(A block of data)
+++
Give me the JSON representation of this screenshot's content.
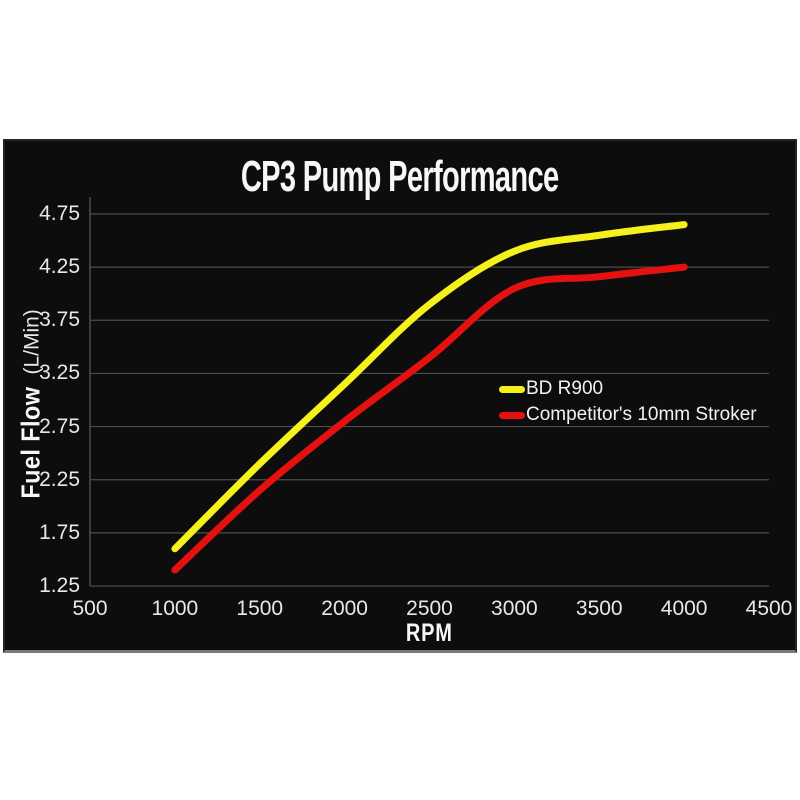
{
  "page": {
    "background": "#ffffff",
    "panel_background": "#0d0d0d"
  },
  "chart_data": {
    "type": "line",
    "title": "CP3 Pump Performance",
    "xlabel": "RPM",
    "ylabel": "Fuel Flow (L/Min)",
    "ylabel_bold": "Fuel Flow",
    "ylabel_units": "(L/Min)",
    "x": [
      1000,
      1500,
      2000,
      2500,
      3000,
      3500,
      4000
    ],
    "series": [
      {
        "name": "BD R900",
        "color": "#f4f11c",
        "values": [
          1.6,
          2.4,
          3.15,
          3.9,
          4.4,
          4.55,
          4.65
        ]
      },
      {
        "name": "Competitor's 10mm Stroker",
        "color": "#e51010",
        "values": [
          1.4,
          2.15,
          2.8,
          3.4,
          4.05,
          4.16,
          4.25
        ]
      }
    ],
    "x_ticks": [
      "500",
      "1000",
      "1500",
      "2000",
      "2500",
      "3000",
      "3500",
      "4000",
      "4500"
    ],
    "y_ticks": [
      "4.75",
      "4.25",
      "3.75",
      "3.25",
      "2.75",
      "2.25",
      "1.75",
      "1.25"
    ],
    "xlim": [
      500,
      4500
    ],
    "ylim": [
      1.25,
      4.75
    ],
    "grid": true,
    "grid_color": "#4d4d4d",
    "text_color": "#e8e8e8",
    "legend_position": "center-right",
    "line_width": 7
  }
}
+++
From the entries above, return each line with the word "name" in it.

        "name": "BD R900",
        "name": "Competitor's 10mm Stroker",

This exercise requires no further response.